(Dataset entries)
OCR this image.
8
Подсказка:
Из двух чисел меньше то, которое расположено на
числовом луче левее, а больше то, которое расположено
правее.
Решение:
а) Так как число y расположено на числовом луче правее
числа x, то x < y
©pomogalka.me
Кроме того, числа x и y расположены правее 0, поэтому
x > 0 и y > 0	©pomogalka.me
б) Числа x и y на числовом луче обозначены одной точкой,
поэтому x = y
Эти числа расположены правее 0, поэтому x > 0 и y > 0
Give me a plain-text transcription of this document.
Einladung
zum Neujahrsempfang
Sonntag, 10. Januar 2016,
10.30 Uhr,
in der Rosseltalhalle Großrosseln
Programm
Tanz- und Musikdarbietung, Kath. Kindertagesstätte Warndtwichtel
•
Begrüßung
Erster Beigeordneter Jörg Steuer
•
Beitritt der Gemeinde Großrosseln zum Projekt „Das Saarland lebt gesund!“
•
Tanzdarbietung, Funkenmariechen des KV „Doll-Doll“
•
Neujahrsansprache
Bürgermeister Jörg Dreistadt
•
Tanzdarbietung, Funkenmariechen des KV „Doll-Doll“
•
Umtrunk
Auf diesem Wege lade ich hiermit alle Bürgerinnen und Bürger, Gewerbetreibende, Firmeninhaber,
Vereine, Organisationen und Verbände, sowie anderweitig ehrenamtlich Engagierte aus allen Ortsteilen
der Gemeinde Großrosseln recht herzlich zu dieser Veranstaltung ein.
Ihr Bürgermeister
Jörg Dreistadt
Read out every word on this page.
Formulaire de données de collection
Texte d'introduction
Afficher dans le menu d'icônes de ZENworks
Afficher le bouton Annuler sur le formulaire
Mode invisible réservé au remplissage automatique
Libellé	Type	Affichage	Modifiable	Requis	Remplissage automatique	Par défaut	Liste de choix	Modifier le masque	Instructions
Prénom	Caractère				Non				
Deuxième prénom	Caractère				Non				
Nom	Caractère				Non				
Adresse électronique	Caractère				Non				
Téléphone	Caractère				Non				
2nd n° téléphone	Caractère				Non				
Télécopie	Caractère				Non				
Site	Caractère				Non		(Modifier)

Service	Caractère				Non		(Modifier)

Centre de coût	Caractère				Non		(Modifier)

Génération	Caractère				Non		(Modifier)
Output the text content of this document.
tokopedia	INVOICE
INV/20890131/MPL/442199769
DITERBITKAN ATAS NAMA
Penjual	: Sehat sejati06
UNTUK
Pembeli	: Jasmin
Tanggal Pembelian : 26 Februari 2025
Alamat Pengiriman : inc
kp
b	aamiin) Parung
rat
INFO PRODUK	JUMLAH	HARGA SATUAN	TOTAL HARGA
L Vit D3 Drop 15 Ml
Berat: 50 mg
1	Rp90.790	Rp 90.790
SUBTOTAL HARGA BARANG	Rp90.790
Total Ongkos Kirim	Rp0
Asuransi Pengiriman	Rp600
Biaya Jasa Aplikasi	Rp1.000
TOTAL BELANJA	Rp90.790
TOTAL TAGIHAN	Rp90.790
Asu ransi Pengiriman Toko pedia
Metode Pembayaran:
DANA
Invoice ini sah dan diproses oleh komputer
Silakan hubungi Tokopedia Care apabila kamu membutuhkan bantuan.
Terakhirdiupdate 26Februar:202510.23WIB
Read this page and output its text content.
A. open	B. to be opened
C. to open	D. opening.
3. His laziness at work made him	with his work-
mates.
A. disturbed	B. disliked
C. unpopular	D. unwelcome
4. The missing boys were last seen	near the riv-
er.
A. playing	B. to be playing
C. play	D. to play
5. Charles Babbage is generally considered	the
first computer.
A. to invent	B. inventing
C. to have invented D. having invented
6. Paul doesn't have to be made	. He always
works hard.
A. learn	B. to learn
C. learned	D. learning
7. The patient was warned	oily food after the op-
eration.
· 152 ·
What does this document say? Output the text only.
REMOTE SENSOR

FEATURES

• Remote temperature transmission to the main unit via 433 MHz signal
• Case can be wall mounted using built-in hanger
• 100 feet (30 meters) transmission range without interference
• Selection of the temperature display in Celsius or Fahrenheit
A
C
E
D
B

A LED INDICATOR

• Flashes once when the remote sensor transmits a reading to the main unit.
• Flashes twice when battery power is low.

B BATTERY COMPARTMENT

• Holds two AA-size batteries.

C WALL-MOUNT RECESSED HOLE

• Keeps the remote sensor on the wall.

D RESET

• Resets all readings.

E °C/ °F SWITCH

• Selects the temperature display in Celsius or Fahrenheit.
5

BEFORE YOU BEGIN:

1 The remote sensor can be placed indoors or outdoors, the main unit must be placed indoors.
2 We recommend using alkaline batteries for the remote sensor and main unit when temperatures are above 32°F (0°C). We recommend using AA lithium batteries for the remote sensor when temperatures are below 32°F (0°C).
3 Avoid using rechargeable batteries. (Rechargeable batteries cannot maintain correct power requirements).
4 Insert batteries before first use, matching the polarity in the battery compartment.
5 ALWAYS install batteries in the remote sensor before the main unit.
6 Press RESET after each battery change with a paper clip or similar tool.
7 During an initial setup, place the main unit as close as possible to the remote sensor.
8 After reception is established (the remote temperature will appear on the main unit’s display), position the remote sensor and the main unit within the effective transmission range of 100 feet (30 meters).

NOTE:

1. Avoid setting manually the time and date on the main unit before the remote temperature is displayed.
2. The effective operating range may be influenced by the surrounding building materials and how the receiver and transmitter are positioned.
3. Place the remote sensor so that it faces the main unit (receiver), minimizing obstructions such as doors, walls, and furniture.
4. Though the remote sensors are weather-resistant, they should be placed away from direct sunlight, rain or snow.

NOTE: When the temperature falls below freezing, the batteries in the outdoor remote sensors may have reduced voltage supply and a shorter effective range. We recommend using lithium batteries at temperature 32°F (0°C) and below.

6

◆ What you are asked to do
Return all of the above records exactly, leaving no line out.

◆ Response to the exercise
OCR this image.
8
Подсказка:
Из двух чисел меньше то, которое расположено на
числовом луче левее, а больше то, которое расположено
правее.
Решение:
а) Так как число y расположено на числовом луче правее
числа x, то x < y
©pomogalka.me
Кроме того, числа x и y расположены правее 0, поэтому
x > 0 и y > 0	©pomogalka.me
б) Числа x и y на числовом луче обозначены одной точкой,
поэтому x = y
Эти числа расположены правее 0, поэтому x > 0 и y > 0
Give me a plain-text transcription of this document.
Einladung
zum Neujahrsempfang
Sonntag, 10. Januar 2016,
10.30 Uhr,
in der Rosseltalhalle Großrosseln
Programm
Tanz- und Musikdarbietung, Kath. Kindertagesstätte Warndtwichtel
•
Begrüßung
Erster Beigeordneter Jörg Steuer
•
Beitritt der Gemeinde Großrosseln zum Projekt „Das Saarland lebt gesund!“
•
Tanzdarbietung, Funkenmariechen des KV „Doll-Doll“
•
Neujahrsansprache
Bürgermeister Jörg Dreistadt
•
Tanzdarbietung, Funkenmariechen des KV „Doll-Doll“
•
Umtrunk
Auf diesem Wege lade ich hiermit alle Bürgerinnen und Bürger, Gewerbetreibende, Firmeninhaber,
Vereine, Organisationen und Verbände, sowie anderweitig ehrenamtlich Engagierte aus allen Ortsteilen
der Gemeinde Großrosseln recht herzlich zu dieser Veranstaltung ein.
Ihr Bürgermeister
Jörg Dreistadt
Read out every word on this page.
Formulaire de données de collection
Texte d'introduction
Afficher dans le menu d'icônes de ZENworks
Afficher le bouton Annuler sur le formulaire
Mode invisible réservé au remplissage automatique
Libellé	Type	Affichage	Modifiable	Requis	Remplissage automatique	Par défaut	Liste de choix	Modifier le masque	Instructions
Prénom	Caractère				Non				
Deuxième prénom	Caractère				Non				
Nom	Caractère				Non				
Adresse électronique	Caractère				Non				
Téléphone	Caractère				Non				
2nd n° téléphone	Caractère				Non				
Télécopie	Caractère				Non				
Site	Caractère				Non		(Modifier)

Service	Caractère				Non		(Modifier)

Centre de coût	Caractère				Non		(Modifier)

Génération	Caractère				Non		(Modifier)
Output the text content of this document.
tokopedia	INVOICE
INV/20890131/MPL/442199769
DITERBITKAN ATAS NAMA
Penjual	: Sehat sejati06
UNTUK
Pembeli	: Jasmin
Tanggal Pembelian : 26 Februari 2025
Alamat Pengiriman : inc
kp
b	aamiin) Parung
rat
INFO PRODUK	JUMLAH	HARGA SATUAN	TOTAL HARGA
L Vit D3 Drop 15 Ml
Berat: 50 mg
1	Rp90.790	Rp 90.790
SUBTOTAL HARGA BARANG	Rp90.790
Total Ongkos Kirim	Rp0
Asuransi Pengiriman	Rp600
Biaya Jasa Aplikasi	Rp1.000
TOTAL BELANJA	Rp90.790
TOTAL TAGIHAN	Rp90.790
Asu ransi Pengiriman Toko pedia
Metode Pembayaran:
DANA
Invoice ini sah dan diproses oleh komputer
Silakan hubungi Tokopedia Care apabila kamu membutuhkan bantuan.
Terakhirdiupdate 26Februar:202510.23WIB
Read this page and output its text content.
A. open	B. to be opened
C. to open	D. opening.
3. His laziness at work made him	with his work-
mates.
A. disturbed	B. disliked
C. unpopular	D. unwelcome
4. The missing boys were last seen	near the riv-
er.
A. playing	B. to be playing
C. play	D. to play
5. Charles Babbage is generally considered	the
first computer.
A. to invent	B. inventing
C. to have invented D. having invented
6. Paul doesn't have to be made	. He always
works hard.
A. learn	B. to learn
C. learned	D. learning
7. The patient was warned	oily food after the op-
eration.
· 152 ·
What does this document say? Output the text only.
REMOTE SENSOR

FEATURES

• Remote temperature transmission to the main unit via 433 MHz signal
• Case can be wall mounted using built-in hanger
• 100 feet (30 meters) transmission range without interference
• Selection of the temperature display in Celsius or Fahrenheit
A
C
E
D
B

A LED INDICATOR

• Flashes once when the remote sensor transmits a reading to the main unit.
• Flashes twice when battery power is low.

B BATTERY COMPARTMENT

• Holds two AA-size batteries.

C WALL-MOUNT RECESSED HOLE

• Keeps the remote sensor on the wall.

D RESET

• Resets all readings.

E °C/ °F SWITCH

• Selects the temperature display in Celsius or Fahrenheit.
5

BEFORE YOU BEGIN:

1 The remote sensor can be placed indoors or outdoors, the main unit must be placed indoors.
2 We recommend using alkaline batteries for the remote sensor and main unit when temperatures are above 32°F (0°C). We recommend using AA lithium batteries for the remote sensor when temperatures are below 32°F (0°C).
3 Avoid using rechargeable batteries. (Rechargeable batteries cannot maintain correct power requirements).
4 Insert batteries before first use, matching the polarity in the battery compartment.
5 ALWAYS install batteries in the remote sensor before the main unit.
6 Press RESET after each battery change with a paper clip or similar tool.
7 During an initial setup, place the main unit as close as possible to the remote sensor.
8 After reception is established (the remote temperature will appear on the main unit’s display), position the remote sensor and the main unit within the effective transmission range of 100 feet (30 meters).

NOTE:

1. Avoid setting manually the time and date on the main unit before the remote temperature is displayed.
2. The effective operating range may be influenced by the surrounding building materials and how the receiver and transmitter are positioned.
3. Place the remote sensor so that it faces the main unit (receiver), minimizing obstructions such as doors, walls, and furniture.
4. Though the remote sensors are weather-resistant, they should be placed away from direct sunlight, rain or snow.

NOTE: When the temperature falls below freezing, the batteries in the outdoor remote sensors may have reduced voltage supply and a shorter effective range. We recommend using lithium batteries at temperature 32°F (0°C) and below.

6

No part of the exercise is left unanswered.